» **Challenge**
From the entries below, pull out each line where "percorrenza" appears.

» **Extracted records**
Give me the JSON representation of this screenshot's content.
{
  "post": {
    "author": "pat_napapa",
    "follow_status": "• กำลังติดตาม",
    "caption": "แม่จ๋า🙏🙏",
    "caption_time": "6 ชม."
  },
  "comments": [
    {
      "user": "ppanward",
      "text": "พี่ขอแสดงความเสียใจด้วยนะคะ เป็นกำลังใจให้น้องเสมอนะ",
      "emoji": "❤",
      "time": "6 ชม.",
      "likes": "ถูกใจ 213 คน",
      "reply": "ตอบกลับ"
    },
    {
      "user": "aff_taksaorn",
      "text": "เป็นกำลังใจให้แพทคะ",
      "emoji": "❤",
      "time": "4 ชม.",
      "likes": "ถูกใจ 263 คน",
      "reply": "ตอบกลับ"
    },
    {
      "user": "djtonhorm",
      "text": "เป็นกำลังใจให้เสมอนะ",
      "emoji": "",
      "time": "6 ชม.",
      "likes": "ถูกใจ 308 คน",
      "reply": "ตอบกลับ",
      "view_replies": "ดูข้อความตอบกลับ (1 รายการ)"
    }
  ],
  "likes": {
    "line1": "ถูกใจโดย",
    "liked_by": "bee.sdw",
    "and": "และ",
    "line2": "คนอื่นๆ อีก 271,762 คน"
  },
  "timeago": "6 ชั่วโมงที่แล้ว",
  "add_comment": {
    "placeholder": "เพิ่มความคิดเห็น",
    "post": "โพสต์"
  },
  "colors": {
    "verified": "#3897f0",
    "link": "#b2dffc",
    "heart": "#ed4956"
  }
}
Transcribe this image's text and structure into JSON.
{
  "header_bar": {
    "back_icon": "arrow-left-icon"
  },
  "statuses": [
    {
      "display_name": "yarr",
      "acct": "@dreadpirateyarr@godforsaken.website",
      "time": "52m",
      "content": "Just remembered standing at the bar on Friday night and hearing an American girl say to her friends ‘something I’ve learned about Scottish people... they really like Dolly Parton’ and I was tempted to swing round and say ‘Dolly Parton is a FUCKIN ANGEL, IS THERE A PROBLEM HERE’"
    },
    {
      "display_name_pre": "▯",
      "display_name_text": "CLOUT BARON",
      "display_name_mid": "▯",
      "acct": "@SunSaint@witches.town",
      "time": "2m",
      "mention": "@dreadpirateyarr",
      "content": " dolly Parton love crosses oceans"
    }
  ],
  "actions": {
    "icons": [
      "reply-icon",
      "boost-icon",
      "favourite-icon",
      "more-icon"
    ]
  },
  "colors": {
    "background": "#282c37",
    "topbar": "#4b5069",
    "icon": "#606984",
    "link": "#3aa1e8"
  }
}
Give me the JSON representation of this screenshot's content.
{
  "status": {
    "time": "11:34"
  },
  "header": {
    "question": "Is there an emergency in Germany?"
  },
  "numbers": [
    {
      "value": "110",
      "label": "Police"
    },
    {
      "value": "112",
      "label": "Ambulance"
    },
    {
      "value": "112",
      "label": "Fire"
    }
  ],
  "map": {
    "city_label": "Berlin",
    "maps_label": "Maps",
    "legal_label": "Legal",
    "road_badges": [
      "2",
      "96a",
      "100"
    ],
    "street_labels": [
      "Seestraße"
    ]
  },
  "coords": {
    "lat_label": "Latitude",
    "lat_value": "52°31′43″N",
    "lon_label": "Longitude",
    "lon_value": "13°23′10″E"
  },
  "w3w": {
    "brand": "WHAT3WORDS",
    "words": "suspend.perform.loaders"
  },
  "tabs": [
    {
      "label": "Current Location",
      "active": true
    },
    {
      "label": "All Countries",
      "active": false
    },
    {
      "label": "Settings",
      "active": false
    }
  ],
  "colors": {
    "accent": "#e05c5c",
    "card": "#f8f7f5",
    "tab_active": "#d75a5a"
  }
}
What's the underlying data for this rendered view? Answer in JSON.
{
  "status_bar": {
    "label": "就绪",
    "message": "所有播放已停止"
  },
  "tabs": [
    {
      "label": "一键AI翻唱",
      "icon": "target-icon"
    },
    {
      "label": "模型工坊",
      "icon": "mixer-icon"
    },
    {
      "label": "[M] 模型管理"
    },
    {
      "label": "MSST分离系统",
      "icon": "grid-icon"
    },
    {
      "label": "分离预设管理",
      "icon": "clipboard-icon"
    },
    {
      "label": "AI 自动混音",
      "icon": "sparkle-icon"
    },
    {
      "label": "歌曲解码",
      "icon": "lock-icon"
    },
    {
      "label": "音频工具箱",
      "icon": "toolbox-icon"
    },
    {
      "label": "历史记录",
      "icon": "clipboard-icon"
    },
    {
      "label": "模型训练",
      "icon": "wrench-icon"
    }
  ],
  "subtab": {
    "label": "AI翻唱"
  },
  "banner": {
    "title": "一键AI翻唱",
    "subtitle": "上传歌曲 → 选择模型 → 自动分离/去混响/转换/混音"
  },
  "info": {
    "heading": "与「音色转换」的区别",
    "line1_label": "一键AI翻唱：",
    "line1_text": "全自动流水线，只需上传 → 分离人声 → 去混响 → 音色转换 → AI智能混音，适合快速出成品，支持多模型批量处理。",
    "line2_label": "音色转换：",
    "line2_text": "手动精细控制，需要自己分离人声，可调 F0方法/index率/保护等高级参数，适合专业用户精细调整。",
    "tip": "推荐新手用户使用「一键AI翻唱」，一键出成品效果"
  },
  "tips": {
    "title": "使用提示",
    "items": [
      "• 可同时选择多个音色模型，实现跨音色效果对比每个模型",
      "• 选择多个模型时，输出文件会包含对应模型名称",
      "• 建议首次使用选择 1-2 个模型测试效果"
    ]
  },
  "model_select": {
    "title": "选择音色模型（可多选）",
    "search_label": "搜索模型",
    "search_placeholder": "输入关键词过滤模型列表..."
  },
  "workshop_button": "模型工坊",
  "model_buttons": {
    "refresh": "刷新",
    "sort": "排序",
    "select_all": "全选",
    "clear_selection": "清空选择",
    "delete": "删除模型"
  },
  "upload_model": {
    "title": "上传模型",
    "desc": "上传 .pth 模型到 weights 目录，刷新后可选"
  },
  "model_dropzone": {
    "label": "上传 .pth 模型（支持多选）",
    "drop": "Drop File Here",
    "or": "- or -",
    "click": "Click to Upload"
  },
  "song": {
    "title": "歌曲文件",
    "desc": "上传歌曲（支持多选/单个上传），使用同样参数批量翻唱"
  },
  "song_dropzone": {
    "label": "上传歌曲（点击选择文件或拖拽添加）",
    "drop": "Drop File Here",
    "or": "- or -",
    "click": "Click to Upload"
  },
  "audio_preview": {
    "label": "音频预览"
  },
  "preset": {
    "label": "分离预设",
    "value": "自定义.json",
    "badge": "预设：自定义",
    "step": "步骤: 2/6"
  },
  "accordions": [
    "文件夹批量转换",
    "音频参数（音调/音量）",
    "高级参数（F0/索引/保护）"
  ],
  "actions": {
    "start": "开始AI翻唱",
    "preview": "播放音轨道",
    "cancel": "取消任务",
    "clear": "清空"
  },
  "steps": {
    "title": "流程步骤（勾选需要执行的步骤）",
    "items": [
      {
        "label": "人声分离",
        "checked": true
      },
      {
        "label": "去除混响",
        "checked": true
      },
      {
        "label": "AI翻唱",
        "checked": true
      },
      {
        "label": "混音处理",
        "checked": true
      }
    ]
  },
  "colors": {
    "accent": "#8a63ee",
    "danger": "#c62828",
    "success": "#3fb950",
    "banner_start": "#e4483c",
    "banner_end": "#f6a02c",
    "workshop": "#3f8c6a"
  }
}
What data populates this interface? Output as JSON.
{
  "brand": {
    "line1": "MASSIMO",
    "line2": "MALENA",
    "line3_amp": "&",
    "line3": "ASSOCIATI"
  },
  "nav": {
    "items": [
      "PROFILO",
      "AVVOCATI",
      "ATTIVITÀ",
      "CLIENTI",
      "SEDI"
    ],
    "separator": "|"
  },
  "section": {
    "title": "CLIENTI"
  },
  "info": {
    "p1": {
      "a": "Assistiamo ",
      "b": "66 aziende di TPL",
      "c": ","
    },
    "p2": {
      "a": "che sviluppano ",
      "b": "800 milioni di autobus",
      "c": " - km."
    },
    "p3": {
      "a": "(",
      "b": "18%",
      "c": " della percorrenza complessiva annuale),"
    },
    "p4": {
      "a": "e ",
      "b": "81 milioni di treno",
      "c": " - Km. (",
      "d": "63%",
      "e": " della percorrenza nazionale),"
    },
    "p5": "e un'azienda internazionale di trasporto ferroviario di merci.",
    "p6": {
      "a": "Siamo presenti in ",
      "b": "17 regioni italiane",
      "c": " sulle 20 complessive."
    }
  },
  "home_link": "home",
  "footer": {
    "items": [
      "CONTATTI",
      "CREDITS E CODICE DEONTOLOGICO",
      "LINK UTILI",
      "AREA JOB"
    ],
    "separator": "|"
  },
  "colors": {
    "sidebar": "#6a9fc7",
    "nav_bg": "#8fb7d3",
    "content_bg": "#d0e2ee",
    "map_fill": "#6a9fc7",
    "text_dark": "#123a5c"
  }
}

» **Answer to this problem**
      "c": " della percorrenza complessiva annuale),"
      "e": " della percorrenza nazionale),"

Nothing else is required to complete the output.